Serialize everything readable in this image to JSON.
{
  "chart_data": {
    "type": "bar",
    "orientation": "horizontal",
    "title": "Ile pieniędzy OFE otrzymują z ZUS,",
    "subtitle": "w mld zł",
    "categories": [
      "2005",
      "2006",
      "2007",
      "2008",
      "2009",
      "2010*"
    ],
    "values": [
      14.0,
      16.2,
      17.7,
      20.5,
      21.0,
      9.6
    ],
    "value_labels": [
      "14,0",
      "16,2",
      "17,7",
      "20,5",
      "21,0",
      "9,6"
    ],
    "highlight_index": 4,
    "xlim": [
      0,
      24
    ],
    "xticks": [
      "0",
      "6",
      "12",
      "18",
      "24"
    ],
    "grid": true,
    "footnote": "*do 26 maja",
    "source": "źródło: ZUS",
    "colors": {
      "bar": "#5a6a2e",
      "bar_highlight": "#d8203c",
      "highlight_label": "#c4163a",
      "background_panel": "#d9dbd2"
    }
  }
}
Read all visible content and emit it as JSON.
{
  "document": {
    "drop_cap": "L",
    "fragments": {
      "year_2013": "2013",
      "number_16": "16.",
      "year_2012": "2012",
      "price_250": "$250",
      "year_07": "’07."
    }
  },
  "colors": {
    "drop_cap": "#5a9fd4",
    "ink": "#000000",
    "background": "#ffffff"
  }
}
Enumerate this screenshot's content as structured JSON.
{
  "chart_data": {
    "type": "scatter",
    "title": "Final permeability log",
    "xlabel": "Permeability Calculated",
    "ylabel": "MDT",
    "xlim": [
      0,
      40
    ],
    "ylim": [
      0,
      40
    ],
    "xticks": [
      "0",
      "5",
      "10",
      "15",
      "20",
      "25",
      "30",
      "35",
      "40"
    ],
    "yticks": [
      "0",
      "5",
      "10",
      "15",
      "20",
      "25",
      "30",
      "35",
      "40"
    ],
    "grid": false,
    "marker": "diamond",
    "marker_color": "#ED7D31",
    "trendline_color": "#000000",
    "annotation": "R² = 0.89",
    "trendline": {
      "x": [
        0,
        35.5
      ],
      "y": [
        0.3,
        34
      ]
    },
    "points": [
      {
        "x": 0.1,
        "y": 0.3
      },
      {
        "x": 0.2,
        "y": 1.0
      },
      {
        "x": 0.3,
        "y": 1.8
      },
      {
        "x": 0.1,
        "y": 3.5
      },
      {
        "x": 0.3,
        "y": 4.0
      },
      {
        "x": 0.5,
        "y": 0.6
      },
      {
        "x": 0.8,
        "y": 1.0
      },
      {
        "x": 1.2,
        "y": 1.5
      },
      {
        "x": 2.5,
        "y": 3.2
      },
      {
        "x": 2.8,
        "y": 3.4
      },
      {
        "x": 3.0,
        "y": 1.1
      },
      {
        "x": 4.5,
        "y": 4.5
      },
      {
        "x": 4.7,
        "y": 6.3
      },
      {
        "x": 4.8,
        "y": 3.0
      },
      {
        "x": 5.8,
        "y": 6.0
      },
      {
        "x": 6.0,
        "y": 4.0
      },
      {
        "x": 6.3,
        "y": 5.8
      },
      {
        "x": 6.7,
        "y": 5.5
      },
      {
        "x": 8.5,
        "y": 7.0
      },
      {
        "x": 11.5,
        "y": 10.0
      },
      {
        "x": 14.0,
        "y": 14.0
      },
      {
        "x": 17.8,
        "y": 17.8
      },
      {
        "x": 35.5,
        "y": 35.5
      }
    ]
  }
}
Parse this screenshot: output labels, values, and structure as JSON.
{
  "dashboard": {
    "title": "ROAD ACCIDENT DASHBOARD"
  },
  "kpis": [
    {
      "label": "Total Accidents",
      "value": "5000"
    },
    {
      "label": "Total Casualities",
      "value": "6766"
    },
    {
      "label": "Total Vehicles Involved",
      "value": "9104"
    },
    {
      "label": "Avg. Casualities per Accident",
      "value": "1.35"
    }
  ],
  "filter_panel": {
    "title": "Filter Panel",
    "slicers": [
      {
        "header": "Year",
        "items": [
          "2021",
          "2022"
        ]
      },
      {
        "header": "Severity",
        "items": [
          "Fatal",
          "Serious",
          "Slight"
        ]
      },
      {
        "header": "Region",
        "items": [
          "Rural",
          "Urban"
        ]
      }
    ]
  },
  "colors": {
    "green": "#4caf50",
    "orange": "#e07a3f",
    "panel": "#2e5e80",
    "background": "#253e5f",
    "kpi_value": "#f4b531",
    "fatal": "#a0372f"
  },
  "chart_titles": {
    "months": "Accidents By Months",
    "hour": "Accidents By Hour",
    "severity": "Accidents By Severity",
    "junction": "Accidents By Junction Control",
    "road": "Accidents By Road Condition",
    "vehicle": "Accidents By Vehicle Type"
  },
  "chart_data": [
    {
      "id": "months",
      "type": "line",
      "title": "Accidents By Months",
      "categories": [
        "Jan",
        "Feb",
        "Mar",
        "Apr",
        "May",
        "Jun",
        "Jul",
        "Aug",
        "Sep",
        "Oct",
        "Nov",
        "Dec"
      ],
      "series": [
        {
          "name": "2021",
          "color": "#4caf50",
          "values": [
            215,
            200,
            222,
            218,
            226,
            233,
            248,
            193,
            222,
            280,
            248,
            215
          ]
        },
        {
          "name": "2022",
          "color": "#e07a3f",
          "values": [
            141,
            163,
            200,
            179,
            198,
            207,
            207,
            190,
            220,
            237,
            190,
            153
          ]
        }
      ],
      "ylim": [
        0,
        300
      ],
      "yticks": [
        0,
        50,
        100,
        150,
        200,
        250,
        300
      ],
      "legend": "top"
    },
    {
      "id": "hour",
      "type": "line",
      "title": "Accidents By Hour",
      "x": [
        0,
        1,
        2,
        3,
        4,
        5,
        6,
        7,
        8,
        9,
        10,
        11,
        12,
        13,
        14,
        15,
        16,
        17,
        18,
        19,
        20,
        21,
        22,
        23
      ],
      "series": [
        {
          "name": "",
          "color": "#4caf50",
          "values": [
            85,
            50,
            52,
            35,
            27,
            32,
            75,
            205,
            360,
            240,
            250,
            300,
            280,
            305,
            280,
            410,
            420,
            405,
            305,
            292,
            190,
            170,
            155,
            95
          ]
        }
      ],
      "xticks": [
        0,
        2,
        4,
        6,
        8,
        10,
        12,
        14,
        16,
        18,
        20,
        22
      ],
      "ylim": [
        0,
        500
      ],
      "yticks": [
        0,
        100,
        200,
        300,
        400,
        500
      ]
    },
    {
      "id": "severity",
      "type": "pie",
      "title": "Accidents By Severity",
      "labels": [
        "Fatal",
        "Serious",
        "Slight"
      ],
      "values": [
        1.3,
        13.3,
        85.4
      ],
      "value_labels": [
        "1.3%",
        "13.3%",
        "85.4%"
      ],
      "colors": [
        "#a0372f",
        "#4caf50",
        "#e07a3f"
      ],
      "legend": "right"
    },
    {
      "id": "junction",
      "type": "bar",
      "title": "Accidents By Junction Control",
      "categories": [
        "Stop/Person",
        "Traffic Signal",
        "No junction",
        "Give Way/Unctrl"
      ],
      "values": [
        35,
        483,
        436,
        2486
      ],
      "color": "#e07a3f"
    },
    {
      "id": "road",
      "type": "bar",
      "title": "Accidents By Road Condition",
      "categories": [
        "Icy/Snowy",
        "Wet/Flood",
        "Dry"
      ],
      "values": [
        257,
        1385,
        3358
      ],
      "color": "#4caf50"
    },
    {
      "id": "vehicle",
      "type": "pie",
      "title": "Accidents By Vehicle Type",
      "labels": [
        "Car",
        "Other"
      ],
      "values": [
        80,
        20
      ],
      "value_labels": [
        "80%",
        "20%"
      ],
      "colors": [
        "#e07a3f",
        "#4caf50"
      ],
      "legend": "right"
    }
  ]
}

### Direction
Give the listing again, word for word.

### Exercise output
Serialize everything readable in this image to JSON.
{
  "chart_data": {
    "type": "bar",
    "orientation": "horizontal",
    "title": "Ile pieniędzy OFE otrzymują z ZUS,",
    "subtitle": "w mld zł",
    "categories": [
      "2005",
      "2006",
      "2007",
      "2008",
      "2009",
      "2010*"
    ],
    "values": [
      14.0,
      16.2,
      17.7,
      20.5,
      21.0,
      9.6
    ],
    "value_labels": [
      "14,0",
      "16,2",
      "17,7",
      "20,5",
      "21,0",
      "9,6"
    ],
    "highlight_index": 4,
    "xlim": [
      0,
      24
    ],
    "xticks": [
      "0",
      "6",
      "12",
      "18",
      "24"
    ],
    "grid": true,
    "footnote": "*do 26 maja",
    "source": "źródło: ZUS",
    "colors": {
      "bar": "#5a6a2e",
      "bar_highlight": "#d8203c",
      "highlight_label": "#c4163a",
      "background_panel": "#d9dbd2"
    }
  }
}
Read all visible content and emit it as JSON.
{
  "document": {
    "drop_cap": "L",
    "fragments": {
      "year_2013": "2013",
      "number_16": "16.",
      "year_2012": "2012",
      "price_250": "$250",
      "year_07": "’07."
    }
  },
  "colors": {
    "drop_cap": "#5a9fd4",
    "ink": "#000000",
    "background": "#ffffff"
  }
}
Enumerate this screenshot's content as structured JSON.
{
  "chart_data": {
    "type": "scatter",
    "title": "Final permeability log",
    "xlabel": "Permeability Calculated",
    "ylabel": "MDT",
    "xlim": [
      0,
      40
    ],
    "ylim": [
      0,
      40
    ],
    "xticks": [
      "0",
      "5",
      "10",
      "15",
      "20",
      "25",
      "30",
      "35",
      "40"
    ],
    "yticks": [
      "0",
      "5",
      "10",
      "15",
      "20",
      "25",
      "30",
      "35",
      "40"
    ],
    "grid": false,
    "marker": "diamond",
    "marker_color": "#ED7D31",
    "trendline_color": "#000000",
    "annotation": "R² = 0.89",
    "trendline": {
      "x": [
        0,
        35.5
      ],
      "y": [
        0.3,
        34
      ]
    },
    "points": [
      {
        "x": 0.1,
        "y": 0.3
      },
      {
        "x": 0.2,
        "y": 1.0
      },
      {
        "x": 0.3,
        "y": 1.8
      },
      {
        "x": 0.1,
        "y": 3.5
      },
      {
        "x": 0.3,
        "y": 4.0
      },
      {
        "x": 0.5,
        "y": 0.6
      },
      {
        "x": 0.8,
        "y": 1.0
      },
      {
        "x": 1.2,
        "y": 1.5
      },
      {
        "x": 2.5,
        "y": 3.2
      },
      {
        "x": 2.8,
        "y": 3.4
      },
      {
        "x": 3.0,
        "y": 1.1
      },
      {
        "x": 4.5,
        "y": 4.5
      },
      {
        "x": 4.7,
        "y": 6.3
      },
      {
        "x": 4.8,
        "y": 3.0
      },
      {
        "x": 5.8,
        "y": 6.0
      },
      {
        "x": 6.0,
        "y": 4.0
      },
      {
        "x": 6.3,
        "y": 5.8
      },
      {
        "x": 6.7,
        "y": 5.5
      },
      {
        "x": 8.5,
        "y": 7.0
      },
      {
        "x": 11.5,
        "y": 10.0
      },
      {
        "x": 14.0,
        "y": 14.0
      },
      {
        "x": 17.8,
        "y": 17.8
      },
      {
        "x": 35.5,
        "y": 35.5
      }
    ]
  }
}
Parse this screenshot: output labels, values, and structure as JSON.
{
  "dashboard": {
    "title": "ROAD ACCIDENT DASHBOARD"
  },
  "kpis": [
    {
      "label": "Total Accidents",
      "value": "5000"
    },
    {
      "label": "Total Casualities",
      "value": "6766"
    },
    {
      "label": "Total Vehicles Involved",
      "value": "9104"
    },
    {
      "label": "Avg. Casualities per Accident",
      "value": "1.35"
    }
  ],
  "filter_panel": {
    "title": "Filter Panel",
    "slicers": [
      {
        "header": "Year",
        "items": [
          "2021",
          "2022"
        ]
      },
      {
        "header": "Severity",
        "items": [
          "Fatal",
          "Serious",
          "Slight"
        ]
      },
      {
        "header": "Region",
        "items": [
          "Rural",
          "Urban"
        ]
      }
    ]
  },
  "colors": {
    "green": "#4caf50",
    "orange": "#e07a3f",
    "panel": "#2e5e80",
    "background": "#253e5f",
    "kpi_value": "#f4b531",
    "fatal": "#a0372f"
  },
  "chart_titles": {
    "months": "Accidents By Months",
    "hour": "Accidents By Hour",
    "severity": "Accidents By Severity",
    "junction": "Accidents By Junction Control",
    "road": "Accidents By Road Condition",
    "vehicle": "Accidents By Vehicle Type"
  },
  "chart_data": [
    {
      "id": "months",
      "type": "line",
      "title": "Accidents By Months",
      "categories": [
        "Jan",
        "Feb",
        "Mar",
        "Apr",
        "May",
        "Jun",
        "Jul",
        "Aug",
        "Sep",
        "Oct",
        "Nov",
        "Dec"
      ],
      "series": [
        {
          "name": "2021",
          "color": "#4caf50",
          "values": [
            215,
            200,
            222,
            218,
            226,
            233,
            248,
            193,
            222,
            280,
            248,
            215
          ]
        },
        {
          "name": "2022",
          "color": "#e07a3f",
          "values": [
            141,
            163,
            200,
            179,
            198,
            207,
            207,
            190,
            220,
            237,
            190,
            153
          ]
        }
      ],
      "ylim": [
        0,
        300
      ],
      "yticks": [
        0,
        50,
        100,
        150,
        200,
        250,
        300
      ],
      "legend": "top"
    },
    {
      "id": "hour",
      "type": "line",
      "title": "Accidents By Hour",
      "x": [
        0,
        1,
        2,
        3,
        4,
        5,
        6,
        7,
        8,
        9,
        10,
        11,
        12,
        13,
        14,
        15,
        16,
        17,
        18,
        19,
        20,
        21,
        22,
        23
      ],
      "series": [
        {
          "name": "",
          "color": "#4caf50",
          "values": [
            85,
            50,
            52,
            35,
            27,
            32,
            75,
            205,
            360,
            240,
            250,
            300,
            280,
            305,
            280,
            410,
            420,
            405,
            305,
            292,
            190,
            170,
            155,
            95
          ]
        }
      ],
      "xticks": [
        0,
        2,
        4,
        6,
        8,
        10,
        12,
        14,
        16,
        18,
        20,
        22
      ],
      "ylim": [
        0,
        500
      ],
      "yticks": [
        0,
        100,
        200,
        300,
        400,
        500
      ]
    },
    {
      "id": "severity",
      "type": "pie",
      "title": "Accidents By Severity",
      "labels": [
        "Fatal",
        "Serious",
        "Slight"
      ],
      "values": [
        1.3,
        13.3,
        85.4
      ],
      "value_labels": [
        "1.3%",
        "13.3%",
        "85.4%"
      ],
      "colors": [
        "#a0372f",
        "#4caf50",
        "#e07a3f"
      ],
      "legend": "right"
    },
    {
      "id": "junction",
      "type": "bar",
      "title": "Accidents By Junction Control",
      "categories": [
        "Stop/Person",
        "Traffic Signal",
        "No junction",
        "Give Way/Unctrl"
      ],
      "values": [
        35,
        483,
        436,
        2486
      ],
      "color": "#e07a3f"
    },
    {
      "id": "road",
      "type": "bar",
      "title": "Accidents By Road Condition",
      "categories": [
        "Icy/Snowy",
        "Wet/Flood",
        "Dry"
      ],
      "values": [
        257,
        1385,
        3358
      ],
      "color": "#4caf50"
    },
    {
      "id": "vehicle",
      "type": "pie",
      "title": "Accidents By Vehicle Type",
      "labels": [
        "Car",
        "Other"
      ],
      "values": [
        80,
        20
      ],
      "value_labels": [
        "80%",
        "20%"
      ],
      "colors": [
        "#e07a3f",
        "#4caf50"
      ],
      "legend": "right"
    }
  ]
}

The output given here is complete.